> _Work instructions_: Select the lines that contain "text" and copy each of them.
* BEGIN *
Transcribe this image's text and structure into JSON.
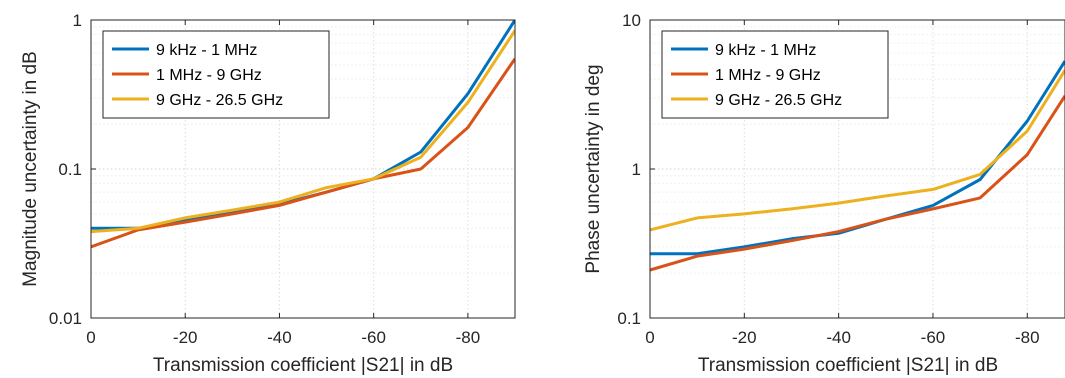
{
  "chart_data": [
    {
      "type": "line",
      "xlabel": "Transmission coefficient |S21| in dB",
      "ylabel": "Magnitude uncertainty in dB",
      "yscale": "log",
      "xlim": [
        0,
        -90
      ],
      "ylim": [
        0.01,
        1
      ],
      "x_ticks": [
        "0",
        "-20",
        "-40",
        "-60",
        "-80"
      ],
      "y_ticks": [
        "0.01",
        "0.1",
        "1"
      ],
      "grid": true,
      "legend_position": "top-left",
      "x": [
        0,
        -10,
        -20,
        -30,
        -40,
        -50,
        -60,
        -70,
        -80,
        -90
      ],
      "series": [
        {
          "name": "9 kHz - 1 MHz",
          "color": "#0072BD",
          "values": [
            0.04,
            0.04,
            0.045,
            0.051,
            0.058,
            0.07,
            0.086,
            0.13,
            0.32,
            1.0
          ]
        },
        {
          "name": "1 MHz - 9 GHz",
          "color": "#D95319",
          "values": [
            0.03,
            0.039,
            0.044,
            0.05,
            0.057,
            0.07,
            0.086,
            0.1,
            0.19,
            0.55
          ]
        },
        {
          "name": "9 GHz - 26.5 GHz",
          "color": "#EDB120",
          "values": [
            0.038,
            0.04,
            0.047,
            0.053,
            0.06,
            0.075,
            0.086,
            0.12,
            0.28,
            0.85
          ]
        }
      ]
    },
    {
      "type": "line",
      "xlabel": "Transmission coefficient |S21| in dB",
      "ylabel": "Phase uncertainty in deg",
      "yscale": "log",
      "xlim": [
        0,
        -88
      ],
      "ylim": [
        0.1,
        10
      ],
      "x_ticks": [
        "0",
        "-20",
        "-40",
        "-60",
        "-80"
      ],
      "y_ticks": [
        "0.1",
        "1",
        "10"
      ],
      "grid": true,
      "legend_position": "top-left",
      "x": [
        0,
        -10,
        -20,
        -30,
        -40,
        -50,
        -60,
        -70,
        -80,
        -88
      ],
      "series": [
        {
          "name": "9 kHz - 1 MHz",
          "color": "#0072BD",
          "values": [
            0.27,
            0.27,
            0.3,
            0.34,
            0.37,
            0.46,
            0.57,
            0.85,
            2.1,
            5.3
          ]
        },
        {
          "name": "1 MHz - 9 GHz",
          "color": "#D95319",
          "values": [
            0.21,
            0.26,
            0.29,
            0.33,
            0.38,
            0.46,
            0.54,
            0.64,
            1.25,
            3.1
          ]
        },
        {
          "name": "9 GHz - 26.5 GHz",
          "color": "#EDB120",
          "values": [
            0.39,
            0.47,
            0.5,
            0.54,
            0.59,
            0.66,
            0.73,
            0.92,
            1.8,
            4.6
          ]
        }
      ]
    }
  ]
}
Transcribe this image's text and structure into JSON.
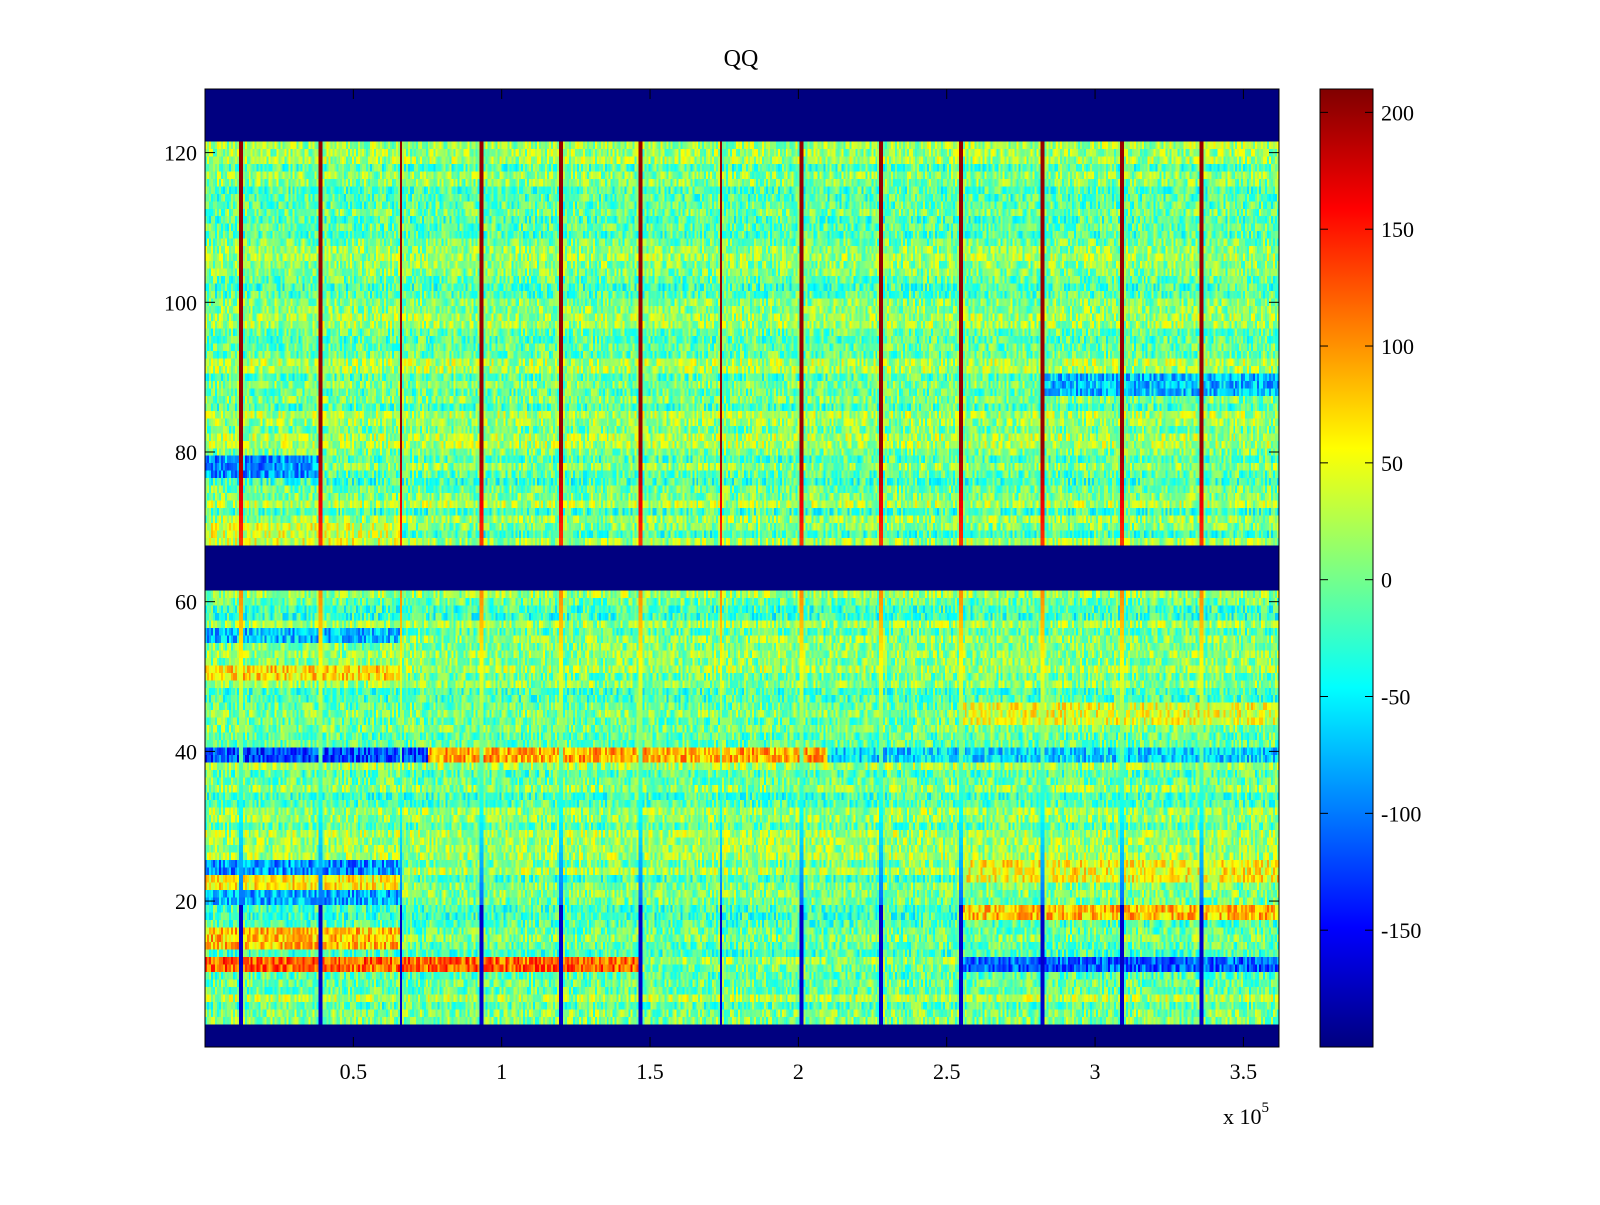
{
  "chart_data": {
    "type": "heatmap",
    "title": "QQ",
    "xlabel": "",
    "ylabel": "",
    "x_exponent_label": "x 10",
    "x_exponent_power": "5",
    "xlim": [
      0,
      3.62
    ],
    "ylim": [
      0.5,
      128.5
    ],
    "x_ticks": [
      0.5,
      1,
      1.5,
      2,
      2.5,
      3,
      3.5
    ],
    "x_tick_labels": [
      "0.5",
      "1",
      "1.5",
      "2",
      "2.5",
      "3",
      "3.5"
    ],
    "y_ticks": [
      20,
      40,
      60,
      80,
      100,
      120
    ],
    "y_tick_labels": [
      "20",
      "40",
      "60",
      "80",
      "100",
      "120"
    ],
    "colorbar": {
      "colormap": "jet",
      "clim": [
        -200,
        210
      ],
      "ticks": [
        -150,
        -100,
        -50,
        0,
        50,
        100,
        150,
        200
      ],
      "tick_labels": [
        "-150",
        "-100",
        "-50",
        "0",
        "50",
        "100",
        "150",
        "200"
      ]
    },
    "rows": 128,
    "empty_row_bands": [
      [
        1,
        3
      ],
      [
        62,
        67
      ],
      [
        122,
        128
      ]
    ],
    "empty_band_value": -200,
    "background_value": 0,
    "vertical_marker_lines_x": [
      0.12,
      0.39,
      0.66,
      0.93,
      1.2,
      1.47,
      1.74,
      2.01,
      2.28,
      2.55,
      2.82,
      3.09,
      3.36
    ],
    "vertical_marker_value_top": 200,
    "vertical_marker_value_bottom": -200,
    "row_band_patterns": [
      {
        "rows": [
          11,
          12
        ],
        "x_range": [
          0,
          1.47
        ],
        "value": 120
      },
      {
        "rows": [
          11,
          12
        ],
        "x_range": [
          2.55,
          3.62
        ],
        "value": -110
      },
      {
        "rows": [
          14,
          16
        ],
        "x_range": [
          0,
          0.66
        ],
        "value": 80
      },
      {
        "rows": [
          18,
          19
        ],
        "x_range": [
          2.55,
          3.62
        ],
        "value": 80
      },
      {
        "rows": [
          20,
          21
        ],
        "x_range": [
          0,
          0.66
        ],
        "value": -80
      },
      {
        "rows": [
          22,
          23
        ],
        "x_range": [
          0,
          0.66
        ],
        "value": 60
      },
      {
        "rows": [
          24,
          25
        ],
        "x_range": [
          0,
          0.66
        ],
        "value": -90
      },
      {
        "rows": [
          23,
          25
        ],
        "x_range": [
          2.55,
          3.62
        ],
        "value": 55
      },
      {
        "rows": [
          39,
          40
        ],
        "x_range": [
          0,
          0.75
        ],
        "value": -120
      },
      {
        "rows": [
          39,
          40
        ],
        "x_range": [
          0.75,
          2.1
        ],
        "value": 90
      },
      {
        "rows": [
          39,
          40
        ],
        "x_range": [
          2.1,
          3.62
        ],
        "value": -60
      },
      {
        "rows": [
          44,
          46
        ],
        "x_range": [
          2.55,
          3.62
        ],
        "value": 45
      },
      {
        "rows": [
          50,
          51
        ],
        "x_range": [
          0,
          0.66
        ],
        "value": 70
      },
      {
        "rows": [
          55,
          56
        ],
        "x_range": [
          0,
          0.66
        ],
        "value": -70
      },
      {
        "rows": [
          77,
          79
        ],
        "x_range": [
          0,
          0.39
        ],
        "value": -90
      },
      {
        "rows": [
          88,
          90
        ],
        "x_range": [
          2.82,
          3.62
        ],
        "value": -70
      },
      {
        "rows": [
          68,
          70
        ],
        "x_range": [
          0,
          0.66
        ],
        "value": 40
      }
    ]
  }
}
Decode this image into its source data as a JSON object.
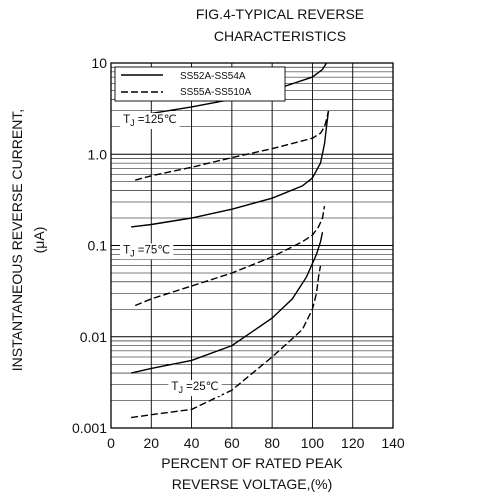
{
  "chart_data": {
    "type": "line",
    "title": [
      "FIG.4-TYPICAL REVERSE",
      "CHARACTERISTICS"
    ],
    "xlabel": [
      "PERCENT OF RATED PEAK",
      "REVERSE VOLTAGE,(%)"
    ],
    "ylabel": [
      "INSTANTANEOUS REVERSE CURRENT,",
      "(μA)"
    ],
    "xlim": [
      0,
      140
    ],
    "ylim": [
      0.001,
      10
    ],
    "yscale": "log",
    "grid": true,
    "xticks": [
      0,
      20,
      40,
      60,
      80,
      100,
      120,
      140
    ],
    "xtick_labels": [
      "0",
      "20",
      "40",
      "60",
      "80",
      "100",
      "120",
      "140"
    ],
    "yticks": [
      0.001,
      0.01,
      0.1,
      1,
      10
    ],
    "ytick_labels": [
      "0.001",
      "0.01",
      "0.1",
      "1.0",
      "10"
    ],
    "legend_position": "top-left",
    "legend": [
      {
        "label": "SS52A-SS54A",
        "style": "solid"
      },
      {
        "label": "SS55A-SS510A",
        "style": "dashed"
      }
    ],
    "annotations": [
      {
        "text": "TJ =125℃",
        "sub": "J",
        "x": 6,
        "y": 2.2
      },
      {
        "text": "TJ =75℃",
        "sub": "J",
        "x": 6,
        "y": 0.082
      },
      {
        "text": "TJ =25℃",
        "sub": "J",
        "x": 30,
        "y": 0.0026
      }
    ],
    "series": [
      {
        "name": "SS52A-SS54A",
        "temperature": "125℃",
        "style": "solid",
        "x": [
          10,
          20,
          40,
          60,
          80,
          100,
          105,
          107,
          108
        ],
        "y": [
          2.5,
          2.8,
          3.3,
          4.0,
          5.0,
          7.0,
          8.5,
          10,
          11
        ]
      },
      {
        "name": "SS55A-SS510A",
        "temperature": "125℃",
        "style": "dashed",
        "x": [
          12,
          20,
          40,
          60,
          80,
          100,
          104,
          106,
          107,
          108
        ],
        "y": [
          0.52,
          0.58,
          0.72,
          0.92,
          1.15,
          1.5,
          1.7,
          2.0,
          2.4,
          3.0
        ]
      },
      {
        "name": "SS52A-SS54A",
        "temperature": "75℃",
        "style": "solid",
        "x": [
          10,
          20,
          40,
          60,
          80,
          95,
          100,
          104,
          106,
          107,
          108
        ],
        "y": [
          0.16,
          0.17,
          0.2,
          0.25,
          0.33,
          0.45,
          0.55,
          0.8,
          1.3,
          2.0,
          3.0
        ]
      },
      {
        "name": "SS55A-SS510A",
        "temperature": "75℃",
        "style": "dashed",
        "x": [
          12,
          20,
          40,
          60,
          80,
          95,
          100,
          103,
          105,
          106
        ],
        "y": [
          0.022,
          0.026,
          0.036,
          0.05,
          0.075,
          0.11,
          0.13,
          0.16,
          0.2,
          0.27
        ]
      },
      {
        "name": "SS52A-SS54A",
        "temperature": "25℃",
        "style": "solid",
        "x": [
          10,
          20,
          40,
          60,
          80,
          90,
          97,
          102,
          104,
          105
        ],
        "y": [
          0.004,
          0.0045,
          0.0055,
          0.008,
          0.016,
          0.026,
          0.045,
          0.08,
          0.11,
          0.14
        ]
      },
      {
        "name": "SS55A-SS510A",
        "temperature": "25℃",
        "style": "dashed",
        "x": [
          10,
          20,
          40,
          60,
          80,
          95,
          100,
          102,
          103,
          104
        ],
        "y": [
          0.0013,
          0.0014,
          0.0016,
          0.0026,
          0.006,
          0.012,
          0.02,
          0.03,
          0.045,
          0.06
        ]
      }
    ]
  }
}
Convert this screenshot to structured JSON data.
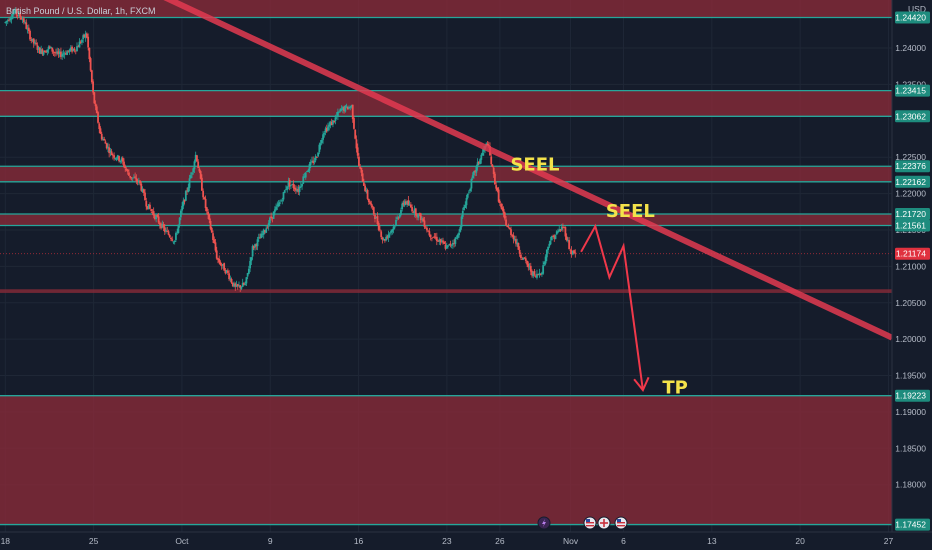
* END *
> _Right answer_:
Transcribe this image's text and structure into JSON.
Transcribe this image's text and structure into JSON.
        "text": "TJ =125℃",
        "text": "TJ =75℃",
        "text": "TJ =25℃",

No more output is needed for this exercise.